* **WRITTEN EXERCISE**
Copy every line of the records below character for character, leaving out the pictures.

* **DATA TO PROCESS**
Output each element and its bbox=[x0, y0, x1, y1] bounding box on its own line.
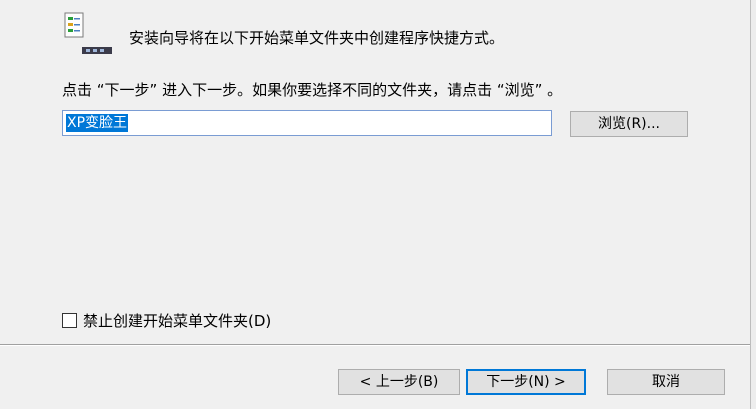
window-right-edge bbox=[750, 0, 756, 409]
cancel-button[interactable]: 取消 bbox=[607, 369, 725, 395]
no-folder-option[interactable]: 禁止创建开始菜单文件夹(D) bbox=[62, 310, 271, 330]
instruction-text: 点击 “下一步” 进入下一步。如果你要选择不同的文件夹，请点击 “浏览” 。 bbox=[62, 81, 563, 99]
start-menu-folder-input[interactable]: XP变脸王 bbox=[62, 110, 552, 136]
next-button[interactable]: 下一步(N) > bbox=[466, 369, 586, 395]
folder-input-value: XP变脸王 bbox=[66, 114, 129, 132]
browse-button[interactable]: 浏览(R)... bbox=[570, 111, 688, 137]
no-folder-checkbox-label[interactable]: 禁止创建开始菜单文件夹(D) bbox=[83, 310, 271, 331]
no-folder-checkbox[interactable] bbox=[62, 312, 77, 328]
back-button[interactable]: < 上一步(B) bbox=[338, 369, 460, 395]
wizard-content: 安装向导将在以下开始菜单文件夹中创建程序快捷方式。 点击 “下一步” 进入下一步… bbox=[0, 0, 750, 344]
start-menu-shortcut-icon bbox=[62, 12, 114, 54]
wizard-heading: 安装向导将在以下开始菜单文件夹中创建程序快捷方式。 bbox=[129, 29, 505, 47]
footer-divider bbox=[0, 344, 750, 346]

* **RESULT BELOW**
Output each element and its bbox=[x0, y0, x1, y1] bounding box on its own line.
window-right-edge bbox=[750, 0, 756, 409]
cancel-button[interactable]: 取消 bbox=[607, 369, 725, 395]
no-folder-option[interactable]: 禁止创建开始菜单文件夹(D) bbox=[62, 310, 271, 330]
instruction-text: 点击 “下一步” 进入下一步。如果你要选择不同的文件夹，请点击 “浏览” 。 bbox=[62, 81, 563, 99]
start-menu-folder-input[interactable]: XP变脸王 bbox=[62, 110, 552, 136]
next-button[interactable]: 下一步(N) > bbox=[466, 369, 586, 395]
folder-input-value: XP变脸王 bbox=[66, 114, 129, 132]
browse-button[interactable]: 浏览(R)... bbox=[570, 111, 688, 137]
no-folder-checkbox-label[interactable]: 禁止创建开始菜单文件夹(D) bbox=[83, 310, 271, 331]
no-folder-checkbox[interactable] bbox=[62, 312, 77, 328]
back-button[interactable]: < 上一步(B) bbox=[338, 369, 460, 395]
wizard-content: 安装向导将在以下开始菜单文件夹中创建程序快捷方式。 点击 “下一步” 进入下一步… bbox=[0, 0, 750, 344]
start-menu-shortcut-icon bbox=[62, 12, 114, 54]
wizard-heading: 安装向导将在以下开始菜单文件夹中创建程序快捷方式。 bbox=[129, 29, 505, 47]
footer-divider bbox=[0, 344, 750, 346]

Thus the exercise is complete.